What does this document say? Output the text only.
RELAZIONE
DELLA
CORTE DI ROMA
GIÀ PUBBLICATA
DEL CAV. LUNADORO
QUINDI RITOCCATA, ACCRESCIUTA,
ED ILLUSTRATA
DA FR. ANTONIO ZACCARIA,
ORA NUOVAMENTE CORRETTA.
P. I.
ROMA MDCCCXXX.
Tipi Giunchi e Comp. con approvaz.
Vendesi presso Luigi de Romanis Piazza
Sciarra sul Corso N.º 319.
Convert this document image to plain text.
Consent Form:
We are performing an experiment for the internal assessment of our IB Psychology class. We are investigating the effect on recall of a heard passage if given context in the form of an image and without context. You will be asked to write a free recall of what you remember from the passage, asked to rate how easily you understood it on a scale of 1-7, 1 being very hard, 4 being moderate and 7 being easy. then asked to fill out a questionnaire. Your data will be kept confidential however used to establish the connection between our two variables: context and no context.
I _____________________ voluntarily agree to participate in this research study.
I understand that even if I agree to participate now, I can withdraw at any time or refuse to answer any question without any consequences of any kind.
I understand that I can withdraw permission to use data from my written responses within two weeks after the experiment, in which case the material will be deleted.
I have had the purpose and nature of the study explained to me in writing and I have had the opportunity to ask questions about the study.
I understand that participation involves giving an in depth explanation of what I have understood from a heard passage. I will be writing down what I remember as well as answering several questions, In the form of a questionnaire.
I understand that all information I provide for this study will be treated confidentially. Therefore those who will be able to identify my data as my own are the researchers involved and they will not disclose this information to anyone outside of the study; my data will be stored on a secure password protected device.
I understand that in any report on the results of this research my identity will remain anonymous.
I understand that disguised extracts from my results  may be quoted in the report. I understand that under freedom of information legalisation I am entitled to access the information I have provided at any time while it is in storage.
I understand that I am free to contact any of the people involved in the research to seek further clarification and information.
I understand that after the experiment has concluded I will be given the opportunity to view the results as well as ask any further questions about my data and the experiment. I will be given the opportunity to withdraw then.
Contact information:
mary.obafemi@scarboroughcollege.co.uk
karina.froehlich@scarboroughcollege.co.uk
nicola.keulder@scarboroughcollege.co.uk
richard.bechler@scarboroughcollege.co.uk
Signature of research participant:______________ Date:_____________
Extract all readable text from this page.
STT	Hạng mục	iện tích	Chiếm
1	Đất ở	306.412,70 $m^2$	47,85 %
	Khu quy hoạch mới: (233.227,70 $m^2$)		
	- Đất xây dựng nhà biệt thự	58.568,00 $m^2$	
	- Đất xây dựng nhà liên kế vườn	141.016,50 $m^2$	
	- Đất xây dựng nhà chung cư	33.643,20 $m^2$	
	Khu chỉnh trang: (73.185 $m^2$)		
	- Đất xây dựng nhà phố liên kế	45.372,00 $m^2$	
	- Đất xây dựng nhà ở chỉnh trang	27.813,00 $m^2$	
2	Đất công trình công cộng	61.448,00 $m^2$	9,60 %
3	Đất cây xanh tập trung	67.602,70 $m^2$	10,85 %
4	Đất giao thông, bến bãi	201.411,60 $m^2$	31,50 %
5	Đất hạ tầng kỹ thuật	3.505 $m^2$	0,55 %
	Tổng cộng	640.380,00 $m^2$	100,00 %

____

Set exercise: Repeat the listing exactly, from its first line to its last.

Result of the exercise:
What does this document say? Output the text only.
RELAZIONE
DELLA
CORTE DI ROMA
GIÀ PUBBLICATA
DEL CAV. LUNADORO
QUINDI RITOCCATA, ACCRESCIUTA,
ED ILLUSTRATA
DA FR. ANTONIO ZACCARIA,
ORA NUOVAMENTE CORRETTA.
P. I.
ROMA MDCCCXXX.
Tipi Giunchi e Comp. con approvaz.
Vendesi presso Luigi de Romanis Piazza
Sciarra sul Corso N.º 319.
Convert this document image to plain text.
Consent Form:
We are performing an experiment for the internal assessment of our IB Psychology class. We are investigating the effect on recall of a heard passage if given context in the form of an image and without context. You will be asked to write a free recall of what you remember from the passage, asked to rate how easily you understood it on a scale of 1-7, 1 being very hard, 4 being moderate and 7 being easy. then asked to fill out a questionnaire. Your data will be kept confidential however used to establish the connection between our two variables: context and no context.
I _____________________ voluntarily agree to participate in this research study.
I understand that even if I agree to participate now, I can withdraw at any time or refuse to answer any question without any consequences of any kind.
I understand that I can withdraw permission to use data from my written responses within two weeks after the experiment, in which case the material will be deleted.
I have had the purpose and nature of the study explained to me in writing and I have had the opportunity to ask questions about the study.
I understand that participation involves giving an in depth explanation of what I have understood from a heard passage. I will be writing down what I remember as well as answering several questions, In the form of a questionnaire.
I understand that all information I provide for this study will be treated confidentially. Therefore those who will be able to identify my data as my own are the researchers involved and they will not disclose this information to anyone outside of the study; my data will be stored on a secure password protected device.
I understand that in any report on the results of this research my identity will remain anonymous.
I understand that disguised extracts from my results  may be quoted in the report. I understand that under freedom of information legalisation I am entitled to access the information I have provided at any time while it is in storage.
I understand that I am free to contact any of the people involved in the research to seek further clarification and information.
I understand that after the experiment has concluded I will be given the opportunity to view the results as well as ask any further questions about my data and the experiment. I will be given the opportunity to withdraw then.
Contact information:
mary.obafemi@scarboroughcollege.co.uk
karina.froehlich@scarboroughcollege.co.uk
nicola.keulder@scarboroughcollege.co.uk
richard.bechler@scarboroughcollege.co.uk
Signature of research participant:______________ Date:_____________
Extract all readable text from this page.
STT	Hạng mục	iện tích	Chiếm
1	Đất ở	306.412,70 $m^2$	47,85 %
	Khu quy hoạch mới: (233.227,70 $m^2$)		
	- Đất xây dựng nhà biệt thự	58.568,00 $m^2$	
	- Đất xây dựng nhà liên kế vườn	141.016,50 $m^2$	
	- Đất xây dựng nhà chung cư	33.643,20 $m^2$	
	Khu chỉnh trang: (73.185 $m^2$)		
	- Đất xây dựng nhà phố liên kế	45.372,00 $m^2$	
	- Đất xây dựng nhà ở chỉnh trang	27.813,00 $m^2$	
2	Đất công trình công cộng	61.448,00 $m^2$	9,60 %
3	Đất cây xanh tập trung	67.602,70 $m^2$	10,85 %
4	Đất giao thông, bến bãi	201.411,60 $m^2$	31,50 %
5	Đất hạ tầng kỹ thuật	3.505 $m^2$	0,55 %
	Tổng cộng	640.380,00 $m^2$	100,00 %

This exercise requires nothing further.